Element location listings
◇ ◇ ◇ ◇ ◇ ◇ ◇

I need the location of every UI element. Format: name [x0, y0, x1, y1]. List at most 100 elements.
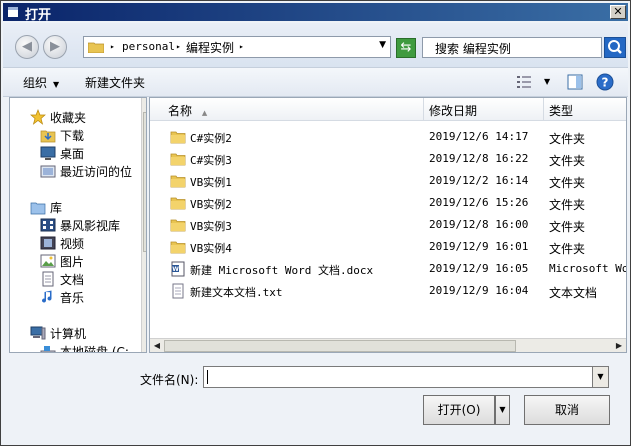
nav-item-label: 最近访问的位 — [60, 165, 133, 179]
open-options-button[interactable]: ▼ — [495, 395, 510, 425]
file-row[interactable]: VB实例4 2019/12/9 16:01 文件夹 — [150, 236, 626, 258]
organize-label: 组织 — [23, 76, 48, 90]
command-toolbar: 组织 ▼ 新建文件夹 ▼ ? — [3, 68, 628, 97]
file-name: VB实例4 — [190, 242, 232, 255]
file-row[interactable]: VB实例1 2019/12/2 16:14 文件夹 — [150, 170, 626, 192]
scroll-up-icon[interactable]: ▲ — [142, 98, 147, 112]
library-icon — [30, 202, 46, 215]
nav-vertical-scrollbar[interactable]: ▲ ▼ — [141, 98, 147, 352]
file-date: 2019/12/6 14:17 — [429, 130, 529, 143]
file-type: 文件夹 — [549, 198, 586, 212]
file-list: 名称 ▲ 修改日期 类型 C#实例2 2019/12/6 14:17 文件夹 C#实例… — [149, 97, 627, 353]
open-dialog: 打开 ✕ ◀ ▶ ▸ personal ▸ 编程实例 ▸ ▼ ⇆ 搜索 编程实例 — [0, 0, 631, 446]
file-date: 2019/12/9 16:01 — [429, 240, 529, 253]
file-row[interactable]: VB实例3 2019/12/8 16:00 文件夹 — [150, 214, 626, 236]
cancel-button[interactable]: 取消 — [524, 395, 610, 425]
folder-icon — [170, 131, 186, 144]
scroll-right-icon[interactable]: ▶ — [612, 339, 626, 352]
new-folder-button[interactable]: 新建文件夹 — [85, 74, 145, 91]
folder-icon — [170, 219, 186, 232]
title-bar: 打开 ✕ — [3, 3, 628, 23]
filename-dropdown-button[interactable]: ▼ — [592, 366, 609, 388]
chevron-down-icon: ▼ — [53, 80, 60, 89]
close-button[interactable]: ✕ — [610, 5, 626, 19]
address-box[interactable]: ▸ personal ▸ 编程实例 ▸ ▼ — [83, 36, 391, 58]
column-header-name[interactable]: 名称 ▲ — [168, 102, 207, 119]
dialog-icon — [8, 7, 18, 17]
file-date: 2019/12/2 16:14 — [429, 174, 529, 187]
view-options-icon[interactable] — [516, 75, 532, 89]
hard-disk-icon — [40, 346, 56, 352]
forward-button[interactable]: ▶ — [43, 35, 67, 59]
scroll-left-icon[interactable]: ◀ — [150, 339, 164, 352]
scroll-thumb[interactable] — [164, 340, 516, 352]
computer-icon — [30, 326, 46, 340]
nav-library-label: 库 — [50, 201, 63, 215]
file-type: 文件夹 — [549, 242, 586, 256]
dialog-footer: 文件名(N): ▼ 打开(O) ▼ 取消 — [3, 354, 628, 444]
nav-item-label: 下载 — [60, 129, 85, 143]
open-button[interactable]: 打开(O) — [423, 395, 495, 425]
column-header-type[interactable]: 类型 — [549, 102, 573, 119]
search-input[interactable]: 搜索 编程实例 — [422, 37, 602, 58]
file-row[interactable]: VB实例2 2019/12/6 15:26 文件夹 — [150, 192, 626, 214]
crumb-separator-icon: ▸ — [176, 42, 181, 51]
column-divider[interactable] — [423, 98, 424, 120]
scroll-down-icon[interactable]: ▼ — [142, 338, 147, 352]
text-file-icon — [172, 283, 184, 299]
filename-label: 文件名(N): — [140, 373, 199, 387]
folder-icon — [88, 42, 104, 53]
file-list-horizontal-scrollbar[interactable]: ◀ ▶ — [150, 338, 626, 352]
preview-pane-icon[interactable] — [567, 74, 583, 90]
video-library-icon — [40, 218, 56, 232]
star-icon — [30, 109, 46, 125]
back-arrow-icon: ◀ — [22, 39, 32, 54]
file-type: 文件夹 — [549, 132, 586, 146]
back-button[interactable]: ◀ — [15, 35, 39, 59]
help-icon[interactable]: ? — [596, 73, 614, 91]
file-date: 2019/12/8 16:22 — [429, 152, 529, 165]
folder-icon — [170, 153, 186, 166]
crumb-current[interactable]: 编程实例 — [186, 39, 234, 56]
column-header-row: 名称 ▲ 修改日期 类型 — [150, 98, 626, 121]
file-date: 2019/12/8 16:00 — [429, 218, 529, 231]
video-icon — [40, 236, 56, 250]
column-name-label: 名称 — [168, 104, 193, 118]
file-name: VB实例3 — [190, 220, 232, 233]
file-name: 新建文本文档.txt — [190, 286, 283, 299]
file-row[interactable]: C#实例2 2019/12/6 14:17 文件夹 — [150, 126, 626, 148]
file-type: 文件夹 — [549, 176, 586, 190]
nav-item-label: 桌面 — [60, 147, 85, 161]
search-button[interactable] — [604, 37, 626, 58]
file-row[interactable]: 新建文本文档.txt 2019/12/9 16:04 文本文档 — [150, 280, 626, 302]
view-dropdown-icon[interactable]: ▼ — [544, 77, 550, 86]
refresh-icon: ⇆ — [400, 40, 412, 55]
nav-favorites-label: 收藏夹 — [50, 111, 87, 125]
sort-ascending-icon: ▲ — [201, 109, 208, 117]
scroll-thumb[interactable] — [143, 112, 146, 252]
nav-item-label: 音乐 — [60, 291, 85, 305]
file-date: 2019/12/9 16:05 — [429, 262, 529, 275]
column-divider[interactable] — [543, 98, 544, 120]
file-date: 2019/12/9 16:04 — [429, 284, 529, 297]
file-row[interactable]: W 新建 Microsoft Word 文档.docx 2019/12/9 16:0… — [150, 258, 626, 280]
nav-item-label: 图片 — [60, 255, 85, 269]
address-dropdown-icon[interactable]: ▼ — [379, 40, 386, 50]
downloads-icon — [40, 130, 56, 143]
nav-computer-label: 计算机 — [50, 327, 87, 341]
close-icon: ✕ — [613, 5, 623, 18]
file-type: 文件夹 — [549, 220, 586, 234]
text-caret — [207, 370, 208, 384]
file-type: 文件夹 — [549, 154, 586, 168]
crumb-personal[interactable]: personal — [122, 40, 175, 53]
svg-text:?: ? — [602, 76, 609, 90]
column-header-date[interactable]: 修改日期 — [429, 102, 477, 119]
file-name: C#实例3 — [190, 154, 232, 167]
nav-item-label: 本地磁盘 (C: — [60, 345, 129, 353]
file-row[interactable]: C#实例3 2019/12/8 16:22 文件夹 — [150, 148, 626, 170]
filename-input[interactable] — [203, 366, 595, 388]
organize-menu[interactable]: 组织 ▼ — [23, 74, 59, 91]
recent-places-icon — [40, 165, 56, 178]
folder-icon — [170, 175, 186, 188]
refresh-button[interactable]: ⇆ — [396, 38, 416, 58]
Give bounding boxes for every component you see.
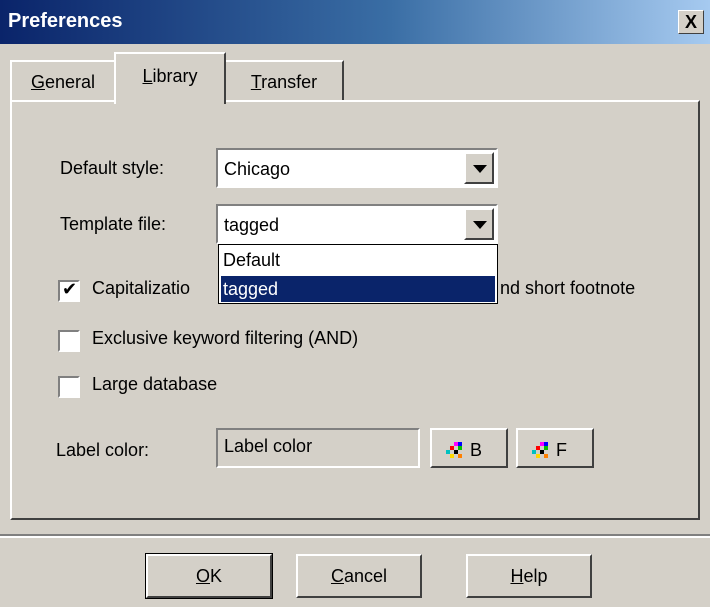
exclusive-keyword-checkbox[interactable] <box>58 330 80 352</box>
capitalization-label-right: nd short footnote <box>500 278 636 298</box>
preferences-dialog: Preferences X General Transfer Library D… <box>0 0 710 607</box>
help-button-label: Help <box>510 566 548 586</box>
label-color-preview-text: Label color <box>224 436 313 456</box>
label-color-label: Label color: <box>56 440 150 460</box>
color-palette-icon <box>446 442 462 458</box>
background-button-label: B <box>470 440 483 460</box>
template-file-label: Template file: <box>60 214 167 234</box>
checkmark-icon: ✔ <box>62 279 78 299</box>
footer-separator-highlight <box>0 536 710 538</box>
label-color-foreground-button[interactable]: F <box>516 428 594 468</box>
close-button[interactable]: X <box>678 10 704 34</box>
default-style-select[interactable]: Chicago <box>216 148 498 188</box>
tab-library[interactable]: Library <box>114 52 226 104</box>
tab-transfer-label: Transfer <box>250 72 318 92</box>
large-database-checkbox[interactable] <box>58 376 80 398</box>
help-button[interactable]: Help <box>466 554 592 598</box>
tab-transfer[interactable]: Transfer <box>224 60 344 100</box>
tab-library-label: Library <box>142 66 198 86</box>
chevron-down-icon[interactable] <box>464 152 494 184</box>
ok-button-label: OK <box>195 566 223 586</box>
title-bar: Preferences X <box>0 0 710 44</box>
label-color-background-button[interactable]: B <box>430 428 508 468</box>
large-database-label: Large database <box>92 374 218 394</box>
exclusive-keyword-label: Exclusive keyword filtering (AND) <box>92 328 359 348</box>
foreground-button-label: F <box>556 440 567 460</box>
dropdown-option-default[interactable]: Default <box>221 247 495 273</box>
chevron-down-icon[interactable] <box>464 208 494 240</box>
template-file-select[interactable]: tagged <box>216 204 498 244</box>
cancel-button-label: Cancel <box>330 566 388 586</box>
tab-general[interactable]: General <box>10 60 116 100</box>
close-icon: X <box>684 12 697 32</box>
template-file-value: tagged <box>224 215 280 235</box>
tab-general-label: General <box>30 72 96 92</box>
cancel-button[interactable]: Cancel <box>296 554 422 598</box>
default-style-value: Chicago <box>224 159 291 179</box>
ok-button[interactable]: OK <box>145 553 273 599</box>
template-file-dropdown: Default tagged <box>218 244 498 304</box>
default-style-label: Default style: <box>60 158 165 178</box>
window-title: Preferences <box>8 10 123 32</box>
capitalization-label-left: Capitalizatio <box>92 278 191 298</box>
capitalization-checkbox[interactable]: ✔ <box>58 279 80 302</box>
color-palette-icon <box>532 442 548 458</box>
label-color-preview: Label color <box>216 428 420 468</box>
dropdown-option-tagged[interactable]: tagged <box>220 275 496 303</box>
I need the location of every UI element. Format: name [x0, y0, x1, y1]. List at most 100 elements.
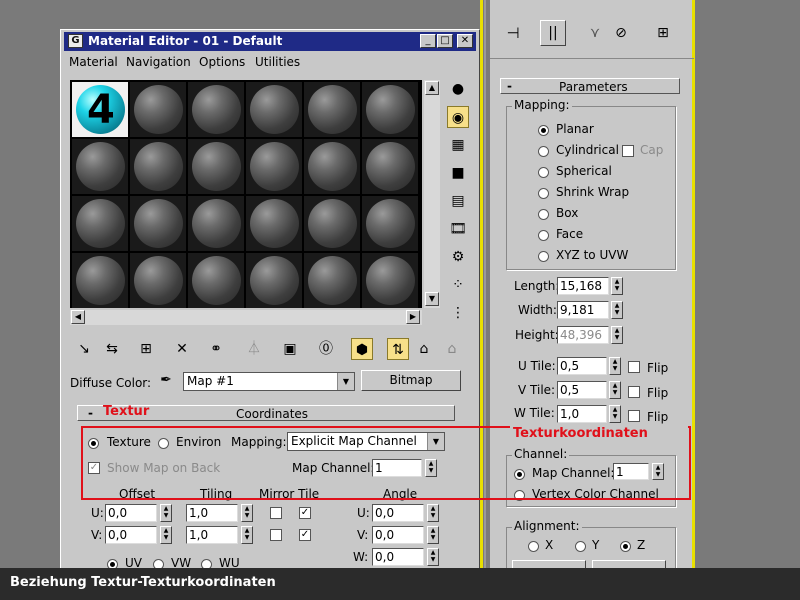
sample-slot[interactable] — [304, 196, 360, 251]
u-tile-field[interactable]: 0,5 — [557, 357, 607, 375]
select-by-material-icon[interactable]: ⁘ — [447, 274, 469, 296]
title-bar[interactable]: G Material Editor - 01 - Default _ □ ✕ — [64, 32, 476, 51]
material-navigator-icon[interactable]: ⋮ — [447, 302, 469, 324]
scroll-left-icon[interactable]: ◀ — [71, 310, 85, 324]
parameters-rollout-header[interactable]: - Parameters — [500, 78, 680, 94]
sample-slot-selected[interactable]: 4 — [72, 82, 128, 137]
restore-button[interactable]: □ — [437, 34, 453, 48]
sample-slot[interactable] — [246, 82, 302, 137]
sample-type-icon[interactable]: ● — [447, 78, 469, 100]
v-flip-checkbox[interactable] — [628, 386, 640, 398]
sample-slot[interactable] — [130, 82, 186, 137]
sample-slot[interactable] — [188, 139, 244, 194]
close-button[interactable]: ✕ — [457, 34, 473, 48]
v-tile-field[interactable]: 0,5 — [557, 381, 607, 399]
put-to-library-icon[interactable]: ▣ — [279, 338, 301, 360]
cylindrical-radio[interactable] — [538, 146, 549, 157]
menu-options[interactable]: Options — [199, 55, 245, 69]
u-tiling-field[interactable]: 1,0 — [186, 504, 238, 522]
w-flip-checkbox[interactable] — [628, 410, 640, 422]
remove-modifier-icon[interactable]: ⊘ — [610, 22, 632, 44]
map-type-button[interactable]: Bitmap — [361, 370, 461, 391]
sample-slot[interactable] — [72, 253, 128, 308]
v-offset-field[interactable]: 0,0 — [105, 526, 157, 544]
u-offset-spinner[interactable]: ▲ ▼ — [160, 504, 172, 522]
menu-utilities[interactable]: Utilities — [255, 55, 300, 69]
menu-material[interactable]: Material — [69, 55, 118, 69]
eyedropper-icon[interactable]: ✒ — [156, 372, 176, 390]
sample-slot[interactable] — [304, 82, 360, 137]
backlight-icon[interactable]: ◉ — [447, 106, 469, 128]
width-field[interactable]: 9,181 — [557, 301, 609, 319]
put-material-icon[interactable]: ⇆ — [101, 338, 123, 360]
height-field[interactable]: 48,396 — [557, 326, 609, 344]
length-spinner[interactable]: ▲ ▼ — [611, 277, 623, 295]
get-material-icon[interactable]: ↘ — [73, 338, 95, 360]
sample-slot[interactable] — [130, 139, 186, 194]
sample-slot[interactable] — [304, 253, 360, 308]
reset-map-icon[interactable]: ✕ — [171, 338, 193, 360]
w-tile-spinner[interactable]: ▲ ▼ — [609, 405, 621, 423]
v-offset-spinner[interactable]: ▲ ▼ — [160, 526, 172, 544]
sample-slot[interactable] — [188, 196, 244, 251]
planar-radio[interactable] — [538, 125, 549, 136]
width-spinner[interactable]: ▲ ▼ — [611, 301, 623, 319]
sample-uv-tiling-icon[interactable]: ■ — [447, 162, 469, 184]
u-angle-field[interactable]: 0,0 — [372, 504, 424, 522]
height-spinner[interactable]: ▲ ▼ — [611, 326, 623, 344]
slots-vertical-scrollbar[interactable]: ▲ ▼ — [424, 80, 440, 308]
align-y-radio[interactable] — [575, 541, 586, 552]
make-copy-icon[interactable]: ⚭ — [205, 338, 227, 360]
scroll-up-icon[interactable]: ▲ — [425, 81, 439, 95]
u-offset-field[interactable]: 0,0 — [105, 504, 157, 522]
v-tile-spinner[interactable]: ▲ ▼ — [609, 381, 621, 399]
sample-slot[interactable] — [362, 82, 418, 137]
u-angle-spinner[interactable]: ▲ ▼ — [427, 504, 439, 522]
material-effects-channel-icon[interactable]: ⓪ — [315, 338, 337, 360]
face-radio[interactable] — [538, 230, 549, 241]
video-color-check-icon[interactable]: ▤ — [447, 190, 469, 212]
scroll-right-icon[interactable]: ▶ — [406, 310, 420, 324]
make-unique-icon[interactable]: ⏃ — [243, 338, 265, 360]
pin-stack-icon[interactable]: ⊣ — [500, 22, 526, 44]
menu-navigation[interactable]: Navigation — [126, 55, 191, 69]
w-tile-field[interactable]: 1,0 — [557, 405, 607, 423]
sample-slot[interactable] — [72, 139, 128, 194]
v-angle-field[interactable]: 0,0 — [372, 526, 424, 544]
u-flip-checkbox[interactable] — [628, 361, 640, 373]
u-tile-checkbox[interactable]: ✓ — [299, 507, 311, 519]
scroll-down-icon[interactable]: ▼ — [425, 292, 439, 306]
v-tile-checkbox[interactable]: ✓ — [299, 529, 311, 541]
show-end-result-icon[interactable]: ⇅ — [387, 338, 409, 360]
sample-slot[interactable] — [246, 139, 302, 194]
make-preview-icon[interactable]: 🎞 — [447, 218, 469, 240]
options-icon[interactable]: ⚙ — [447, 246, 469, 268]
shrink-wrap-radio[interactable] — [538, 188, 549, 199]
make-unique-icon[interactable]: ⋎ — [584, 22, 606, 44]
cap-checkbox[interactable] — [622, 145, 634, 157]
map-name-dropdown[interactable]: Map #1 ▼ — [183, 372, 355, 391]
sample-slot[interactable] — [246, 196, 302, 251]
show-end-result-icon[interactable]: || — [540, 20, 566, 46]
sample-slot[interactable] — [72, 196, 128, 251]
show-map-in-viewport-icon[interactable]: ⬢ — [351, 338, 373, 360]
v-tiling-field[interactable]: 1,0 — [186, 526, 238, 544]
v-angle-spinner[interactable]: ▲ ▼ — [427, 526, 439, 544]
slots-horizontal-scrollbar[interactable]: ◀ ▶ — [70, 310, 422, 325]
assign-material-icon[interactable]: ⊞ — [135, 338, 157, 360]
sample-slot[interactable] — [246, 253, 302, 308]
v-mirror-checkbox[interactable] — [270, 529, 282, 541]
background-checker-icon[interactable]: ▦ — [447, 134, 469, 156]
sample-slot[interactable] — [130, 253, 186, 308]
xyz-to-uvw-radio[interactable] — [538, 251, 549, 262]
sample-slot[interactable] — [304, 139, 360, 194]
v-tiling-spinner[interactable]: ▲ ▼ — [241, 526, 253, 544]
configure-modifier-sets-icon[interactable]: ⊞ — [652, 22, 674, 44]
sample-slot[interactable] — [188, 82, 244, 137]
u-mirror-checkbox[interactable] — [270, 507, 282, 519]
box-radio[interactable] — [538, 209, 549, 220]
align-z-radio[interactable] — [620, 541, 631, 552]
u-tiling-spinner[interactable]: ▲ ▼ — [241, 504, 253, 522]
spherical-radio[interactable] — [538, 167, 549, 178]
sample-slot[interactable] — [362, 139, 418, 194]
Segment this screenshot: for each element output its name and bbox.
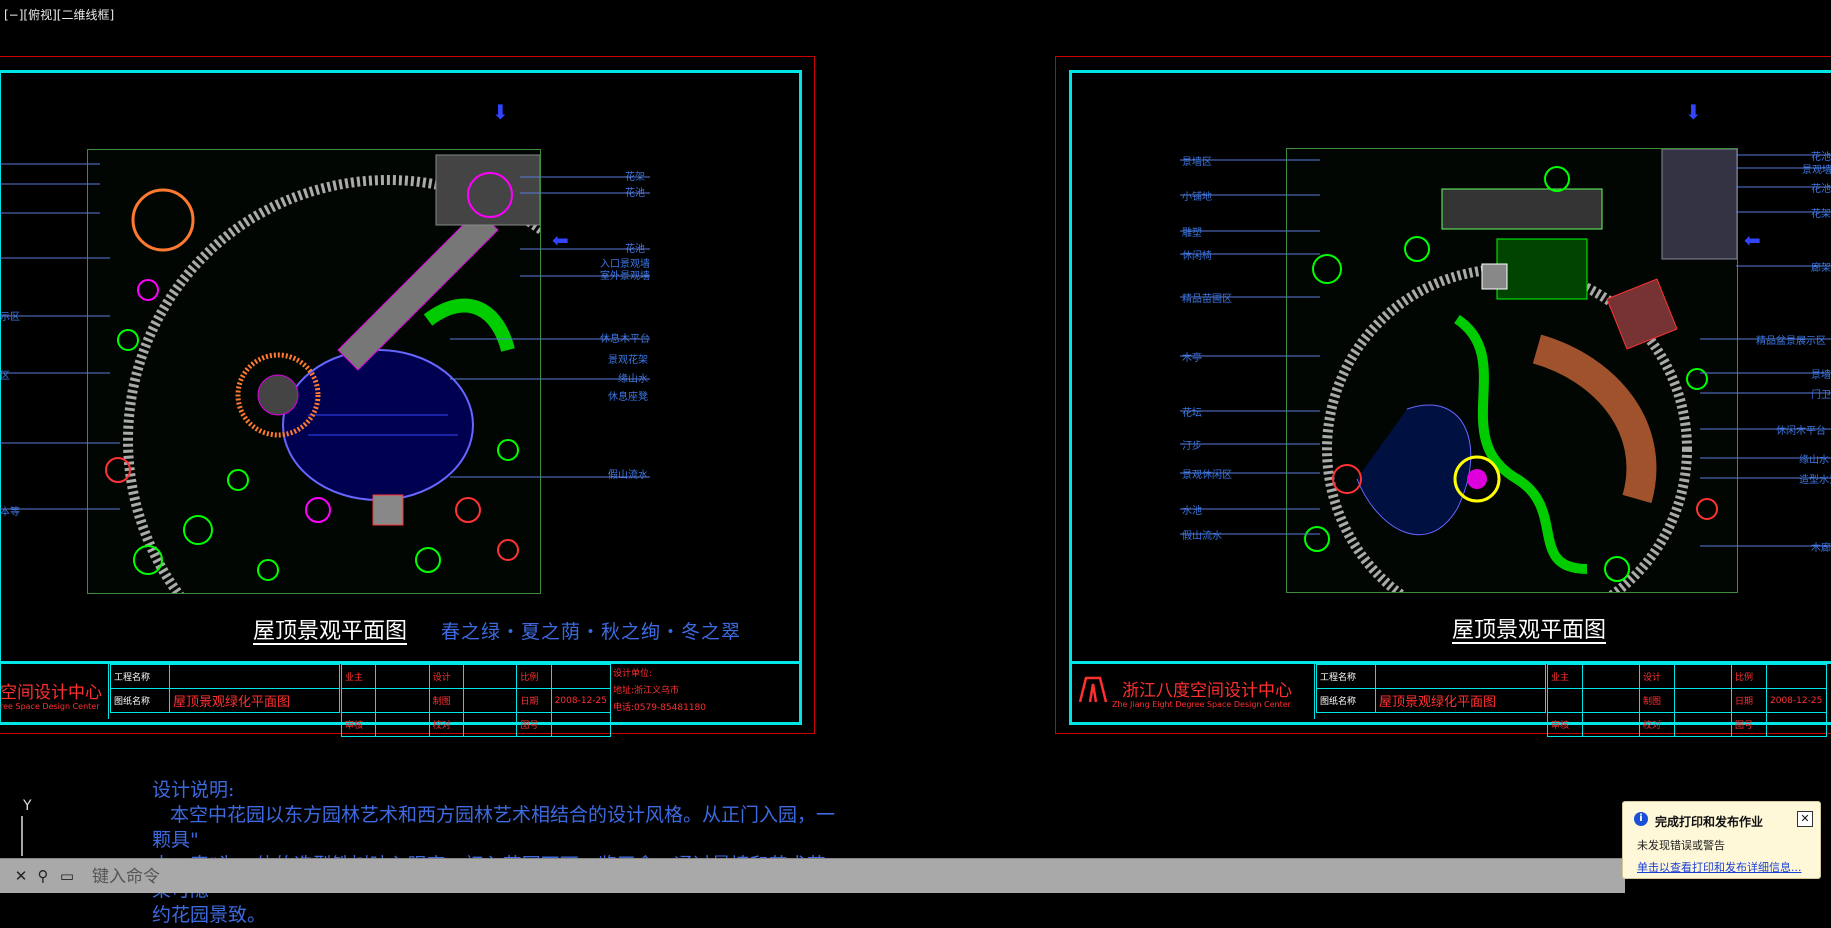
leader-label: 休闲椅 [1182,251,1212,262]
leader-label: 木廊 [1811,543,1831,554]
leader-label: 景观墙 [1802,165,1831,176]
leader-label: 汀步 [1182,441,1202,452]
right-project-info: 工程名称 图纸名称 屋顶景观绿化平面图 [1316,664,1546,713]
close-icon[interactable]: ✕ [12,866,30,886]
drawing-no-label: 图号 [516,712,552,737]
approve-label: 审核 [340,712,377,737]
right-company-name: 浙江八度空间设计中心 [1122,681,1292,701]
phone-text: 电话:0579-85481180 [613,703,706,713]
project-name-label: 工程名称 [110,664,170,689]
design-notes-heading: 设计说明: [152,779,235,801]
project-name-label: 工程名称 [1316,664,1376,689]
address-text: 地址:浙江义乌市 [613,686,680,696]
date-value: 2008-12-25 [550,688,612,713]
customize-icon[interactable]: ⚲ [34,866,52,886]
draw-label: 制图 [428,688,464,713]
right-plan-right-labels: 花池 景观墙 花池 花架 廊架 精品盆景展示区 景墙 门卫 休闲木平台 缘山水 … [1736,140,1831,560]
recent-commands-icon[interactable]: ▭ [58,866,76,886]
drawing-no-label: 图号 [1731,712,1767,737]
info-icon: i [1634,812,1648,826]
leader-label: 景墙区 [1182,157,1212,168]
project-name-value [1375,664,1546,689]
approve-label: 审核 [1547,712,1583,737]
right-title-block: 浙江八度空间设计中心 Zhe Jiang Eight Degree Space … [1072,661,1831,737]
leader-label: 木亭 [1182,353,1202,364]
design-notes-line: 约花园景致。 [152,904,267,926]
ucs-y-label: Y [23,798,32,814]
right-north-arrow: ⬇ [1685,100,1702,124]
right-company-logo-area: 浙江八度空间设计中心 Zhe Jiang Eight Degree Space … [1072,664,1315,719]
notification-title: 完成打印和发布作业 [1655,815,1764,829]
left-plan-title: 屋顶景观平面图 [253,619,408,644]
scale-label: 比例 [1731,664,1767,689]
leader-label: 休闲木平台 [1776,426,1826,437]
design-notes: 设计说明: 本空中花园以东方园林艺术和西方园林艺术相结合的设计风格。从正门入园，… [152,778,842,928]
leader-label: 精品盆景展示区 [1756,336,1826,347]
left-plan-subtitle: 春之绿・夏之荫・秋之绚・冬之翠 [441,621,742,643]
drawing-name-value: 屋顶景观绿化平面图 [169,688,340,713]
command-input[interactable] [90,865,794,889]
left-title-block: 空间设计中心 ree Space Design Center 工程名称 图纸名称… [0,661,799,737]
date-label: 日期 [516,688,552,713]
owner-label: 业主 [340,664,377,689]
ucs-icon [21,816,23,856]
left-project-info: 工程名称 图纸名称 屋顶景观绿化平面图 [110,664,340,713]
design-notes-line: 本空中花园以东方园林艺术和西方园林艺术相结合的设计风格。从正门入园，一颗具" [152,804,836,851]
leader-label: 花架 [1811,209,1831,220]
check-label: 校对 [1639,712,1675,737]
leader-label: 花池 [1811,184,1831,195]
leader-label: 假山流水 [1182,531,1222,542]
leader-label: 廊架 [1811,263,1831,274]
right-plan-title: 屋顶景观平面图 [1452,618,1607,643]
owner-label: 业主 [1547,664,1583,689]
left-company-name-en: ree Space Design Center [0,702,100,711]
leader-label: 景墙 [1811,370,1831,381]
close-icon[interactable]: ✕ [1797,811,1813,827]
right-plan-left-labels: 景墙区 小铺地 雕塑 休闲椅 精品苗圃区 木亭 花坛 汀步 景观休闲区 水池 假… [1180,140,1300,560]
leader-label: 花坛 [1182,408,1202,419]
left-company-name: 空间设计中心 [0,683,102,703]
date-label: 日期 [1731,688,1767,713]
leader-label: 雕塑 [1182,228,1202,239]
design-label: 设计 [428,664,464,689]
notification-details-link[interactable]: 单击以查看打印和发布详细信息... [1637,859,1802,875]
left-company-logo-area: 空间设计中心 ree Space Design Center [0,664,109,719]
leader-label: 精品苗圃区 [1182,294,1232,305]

◇ ◇ ◇ ◇ ◇ ◇ ◇

WHAT IS BEING ASKED
Return the stretch of the material above from the line that contains "exclusive-keyword-checkbox[interactable] <box>58 330" through the line that contains "help-button[interactable]: Help <box>466", repeating each line exactly.

OUTPUT OF THE TASK
exclusive-keyword-checkbox[interactable] <box>58 330 80 352</box>
capitalization-label-right: nd short footnote <box>500 278 636 298</box>
preferences-dialog: Preferences X General Transfer Library D… <box>0 0 710 607</box>
help-button-label: Help <box>510 566 548 586</box>
label-color-preview-text: Label color <box>224 436 313 456</box>
label-color-label: Label color: <box>56 440 150 460</box>
color-palette-icon <box>446 442 462 458</box>
background-button-label: B <box>470 440 483 460</box>
template-file-label: Template file: <box>60 214 167 234</box>
checkmark-icon: ✔ <box>62 279 78 299</box>
footer-separator-highlight <box>0 536 710 538</box>
label-color-foreground-button[interactable]: F <box>516 428 594 468</box>
close-button[interactable]: X <box>678 10 704 34</box>
default-style-select[interactable]: Chicago <box>216 148 498 188</box>
tab-library[interactable]: Library <box>114 52 226 104</box>
tab-transfer-label: Transfer <box>250 72 318 92</box>
large-database-checkbox[interactable] <box>58 376 80 398</box>
help-button[interactable]: Help <box>466 554 592 598</box>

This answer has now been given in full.